(Component data from apps and pages)
• • • •

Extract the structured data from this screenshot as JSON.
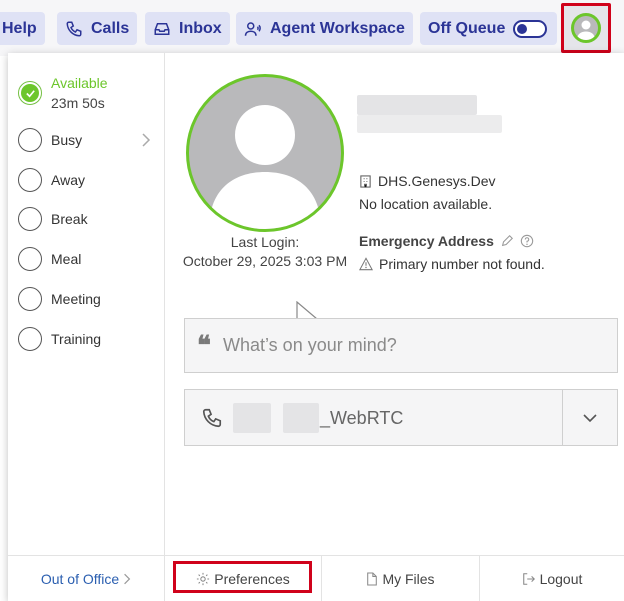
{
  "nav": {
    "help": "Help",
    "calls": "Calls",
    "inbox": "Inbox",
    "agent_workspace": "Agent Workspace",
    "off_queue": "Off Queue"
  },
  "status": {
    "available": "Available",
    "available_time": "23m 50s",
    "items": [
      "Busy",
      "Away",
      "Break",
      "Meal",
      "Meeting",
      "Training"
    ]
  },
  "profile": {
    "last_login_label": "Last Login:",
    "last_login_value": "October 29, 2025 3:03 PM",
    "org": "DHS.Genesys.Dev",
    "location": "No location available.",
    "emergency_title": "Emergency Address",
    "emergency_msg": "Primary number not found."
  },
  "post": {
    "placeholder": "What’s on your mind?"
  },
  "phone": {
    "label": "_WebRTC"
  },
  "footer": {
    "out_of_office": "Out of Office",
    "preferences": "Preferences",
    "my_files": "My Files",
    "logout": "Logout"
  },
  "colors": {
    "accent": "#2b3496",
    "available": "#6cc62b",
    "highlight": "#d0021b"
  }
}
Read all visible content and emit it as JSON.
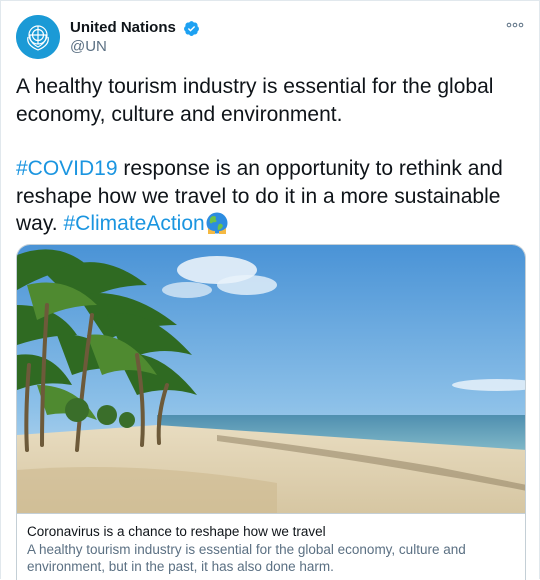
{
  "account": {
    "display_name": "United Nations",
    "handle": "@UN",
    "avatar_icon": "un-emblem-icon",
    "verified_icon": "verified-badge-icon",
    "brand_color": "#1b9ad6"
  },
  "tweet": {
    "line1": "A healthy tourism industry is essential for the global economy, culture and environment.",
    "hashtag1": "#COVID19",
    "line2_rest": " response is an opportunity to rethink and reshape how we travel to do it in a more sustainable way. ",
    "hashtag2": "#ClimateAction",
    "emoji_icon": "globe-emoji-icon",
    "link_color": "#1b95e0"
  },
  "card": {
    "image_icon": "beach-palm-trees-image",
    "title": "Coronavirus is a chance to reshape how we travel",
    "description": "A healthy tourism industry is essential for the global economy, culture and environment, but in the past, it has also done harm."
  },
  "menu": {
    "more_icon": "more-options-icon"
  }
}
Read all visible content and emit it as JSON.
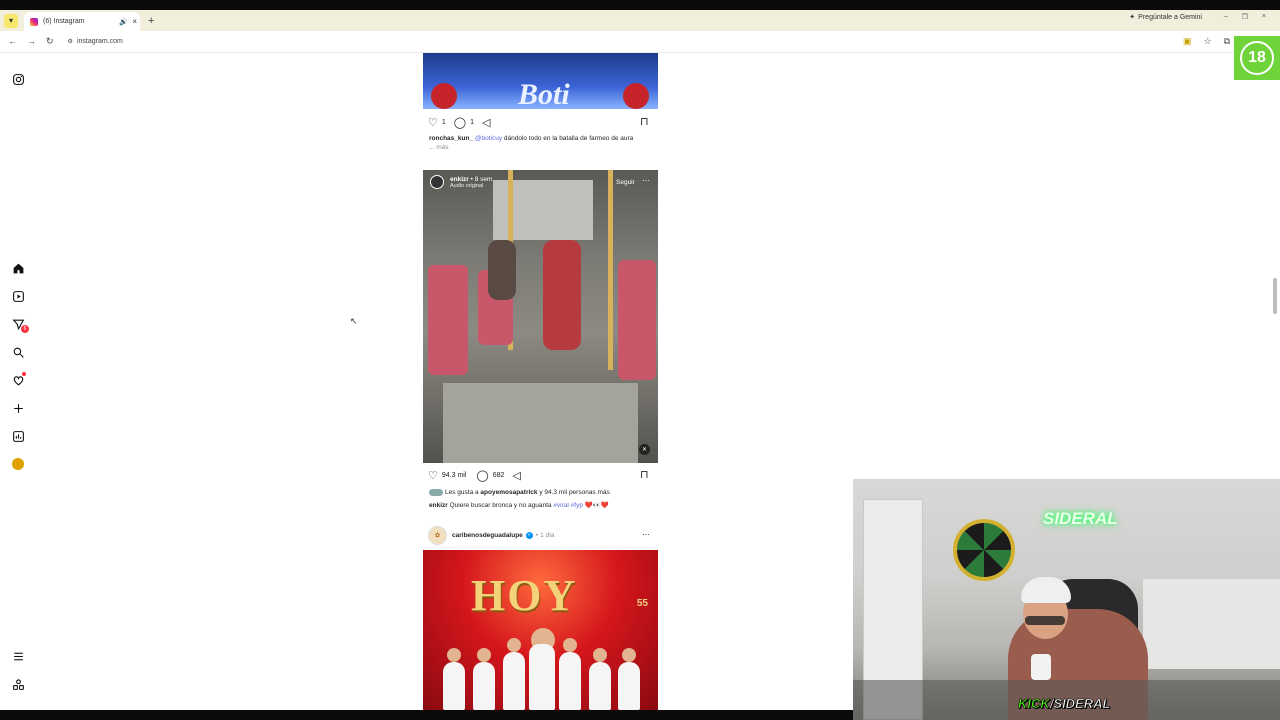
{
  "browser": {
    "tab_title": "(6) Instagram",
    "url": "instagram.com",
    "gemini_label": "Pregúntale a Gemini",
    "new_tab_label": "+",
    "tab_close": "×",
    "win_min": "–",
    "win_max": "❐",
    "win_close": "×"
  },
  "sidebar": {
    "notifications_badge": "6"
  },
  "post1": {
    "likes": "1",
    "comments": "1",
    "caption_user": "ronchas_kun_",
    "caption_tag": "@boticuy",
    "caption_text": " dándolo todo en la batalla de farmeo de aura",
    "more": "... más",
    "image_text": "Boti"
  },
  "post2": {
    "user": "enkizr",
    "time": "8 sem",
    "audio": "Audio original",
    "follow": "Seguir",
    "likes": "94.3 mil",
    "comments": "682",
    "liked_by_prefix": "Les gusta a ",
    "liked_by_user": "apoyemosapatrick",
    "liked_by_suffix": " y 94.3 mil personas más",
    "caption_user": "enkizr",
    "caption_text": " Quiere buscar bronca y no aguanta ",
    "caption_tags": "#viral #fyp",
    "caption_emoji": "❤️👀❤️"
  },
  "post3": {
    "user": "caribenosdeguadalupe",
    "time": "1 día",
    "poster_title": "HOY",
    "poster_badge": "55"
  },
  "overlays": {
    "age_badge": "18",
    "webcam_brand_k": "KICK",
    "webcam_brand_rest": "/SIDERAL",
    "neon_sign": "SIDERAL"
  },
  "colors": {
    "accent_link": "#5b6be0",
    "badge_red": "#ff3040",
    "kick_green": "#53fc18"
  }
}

• • • •

> [How to complete this task] Keep the pictures out of the copy and write out the data exactly as it stands.

> [Reply]
Extract the structured data from this screenshot as JSON.
{
  "nav": {
    "help": "Help",
    "calls": "Calls",
    "inbox": "Inbox",
    "agent_workspace": "Agent Workspace",
    "off_queue": "Off Queue"
  },
  "status": {
    "available": "Available",
    "available_time": "23m 50s",
    "items": [
      "Busy",
      "Away",
      "Break",
      "Meal",
      "Meeting",
      "Training"
    ]
  },
  "profile": {
    "last_login_label": "Last Login:",
    "last_login_value": "October 29, 2025 3:03 PM",
    "org": "DHS.Genesys.Dev",
    "location": "No location available.",
    "emergency_title": "Emergency Address",
    "emergency_msg": "Primary number not found."
  },
  "post": {
    "placeholder": "What’s on your mind?"
  },
  "phone": {
    "label": "_WebRTC"
  },
  "footer": {
    "out_of_office": "Out of Office",
    "preferences": "Preferences",
    "my_files": "My Files",
    "logout": "Logout"
  },
  "colors": {
    "accent": "#2b3496",
    "available": "#6cc62b",
    "highlight": "#d0021b"
  }
}
Read all visible content and emit it as JSON.
{
  "account": {
    "display_name": "United Nations",
    "handle": "@UN",
    "avatar_icon": "un-emblem-icon",
    "verified_icon": "verified-badge-icon",
    "brand_color": "#1b9ad6"
  },
  "tweet": {
    "line1": "A healthy tourism industry is essential for the global economy, culture and environment.",
    "hashtag1": "#COVID19",
    "line2_rest": " response is an opportunity to rethink and reshape how we travel to do it in a more sustainable way. ",
    "hashtag2": "#ClimateAction",
    "emoji_icon": "globe-emoji-icon",
    "link_color": "#1b95e0"
  },
  "card": {
    "image_icon": "beach-palm-trees-image",
    "title": "Coronavirus is a chance to reshape how we travel",
    "description": "A healthy tourism industry is essential for the global economy, culture and environment, but in the past, it has also done harm."
  },
  "menu": {
    "more_icon": "more-options-icon"
  }
}
Read all visible content and emit it as JSON.
{
  "browser": {
    "tab_title": "(6) Instagram",
    "url": "instagram.com",
    "gemini_label": "Pregúntale a Gemini",
    "new_tab_label": "+",
    "tab_close": "×",
    "win_min": "–",
    "win_max": "❐",
    "win_close": "×"
  },
  "sidebar": {
    "notifications_badge": "6"
  },
  "post1": {
    "likes": "1",
    "comments": "1",
    "caption_user": "ronchas_kun_",
    "caption_tag": "@boticuy",
    "caption_text": " dándolo todo en la batalla de farmeo de aura",
    "more": "... más",
    "image_text": "Boti"
  },
  "post2": {
    "user": "enkizr",
    "time": "8 sem",
    "audio": "Audio original",
    "follow": "Seguir",
    "likes": "94.3 mil",
    "comments": "682",
    "liked_by_prefix": "Les gusta a ",
    "liked_by_user": "apoyemosapatrick",
    "liked_by_suffix": " y 94.3 mil personas más",
    "caption_user": "enkizr",
    "caption_text": " Quiere buscar bronca y no aguanta ",
    "caption_tags": "#viral #fyp",
    "caption_emoji": "❤️👀❤️"
  },
  "post3": {
    "user": "caribenosdeguadalupe",
    "time": "1 día",
    "poster_title": "HOY",
    "poster_badge": "55"
  },
  "overlays": {
    "age_badge": "18",
    "webcam_brand_k": "KICK",
    "webcam_brand_rest": "/SIDERAL",
    "neon_sign": "SIDERAL"
  },
  "colors": {
    "accent_link": "#5b6be0",
    "badge_red": "#ff3040",
    "kick_green": "#53fc18"
  }
}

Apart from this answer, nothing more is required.